◆ **DIRECTION**:
Using the records that follow, copy every line containing the word "telling".

****************

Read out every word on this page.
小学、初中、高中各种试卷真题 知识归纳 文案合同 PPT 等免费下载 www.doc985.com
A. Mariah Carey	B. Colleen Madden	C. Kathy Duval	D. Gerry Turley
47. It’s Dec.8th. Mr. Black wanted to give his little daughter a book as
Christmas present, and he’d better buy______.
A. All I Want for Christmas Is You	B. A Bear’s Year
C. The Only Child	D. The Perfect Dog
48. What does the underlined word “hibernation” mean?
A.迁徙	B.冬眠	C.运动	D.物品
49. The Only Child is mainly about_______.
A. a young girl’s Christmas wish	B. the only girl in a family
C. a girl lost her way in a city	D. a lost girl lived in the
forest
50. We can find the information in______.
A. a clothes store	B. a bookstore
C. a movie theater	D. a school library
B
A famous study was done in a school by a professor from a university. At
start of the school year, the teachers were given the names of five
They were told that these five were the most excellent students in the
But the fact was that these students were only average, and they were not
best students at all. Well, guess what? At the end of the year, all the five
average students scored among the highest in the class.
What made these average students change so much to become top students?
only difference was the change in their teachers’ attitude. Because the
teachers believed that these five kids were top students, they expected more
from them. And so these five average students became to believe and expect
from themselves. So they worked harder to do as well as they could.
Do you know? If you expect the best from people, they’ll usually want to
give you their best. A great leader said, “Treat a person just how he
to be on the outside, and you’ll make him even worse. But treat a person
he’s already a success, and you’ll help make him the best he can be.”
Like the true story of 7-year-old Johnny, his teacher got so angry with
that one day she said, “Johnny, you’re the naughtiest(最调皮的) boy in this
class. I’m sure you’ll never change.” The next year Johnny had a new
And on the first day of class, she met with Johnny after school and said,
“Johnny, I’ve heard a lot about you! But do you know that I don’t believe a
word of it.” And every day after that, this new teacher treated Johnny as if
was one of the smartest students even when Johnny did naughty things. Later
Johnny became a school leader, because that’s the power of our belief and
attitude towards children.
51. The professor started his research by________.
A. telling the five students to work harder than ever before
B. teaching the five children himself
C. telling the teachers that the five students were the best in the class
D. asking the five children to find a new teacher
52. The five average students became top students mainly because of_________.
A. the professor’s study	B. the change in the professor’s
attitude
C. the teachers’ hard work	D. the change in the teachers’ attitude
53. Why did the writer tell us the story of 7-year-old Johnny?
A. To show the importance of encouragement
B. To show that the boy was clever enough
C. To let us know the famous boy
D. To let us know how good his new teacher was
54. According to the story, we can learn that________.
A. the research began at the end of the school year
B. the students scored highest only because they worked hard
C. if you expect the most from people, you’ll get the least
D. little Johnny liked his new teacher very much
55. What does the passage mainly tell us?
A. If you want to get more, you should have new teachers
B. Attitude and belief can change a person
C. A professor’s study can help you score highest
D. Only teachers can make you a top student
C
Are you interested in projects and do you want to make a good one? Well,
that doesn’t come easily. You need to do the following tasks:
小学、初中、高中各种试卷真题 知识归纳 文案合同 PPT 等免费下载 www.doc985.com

****************

◆ **FULL SOLUTION**:
A. telling the five students to work harder than ever before
C. telling the teachers that the five students were the best in the class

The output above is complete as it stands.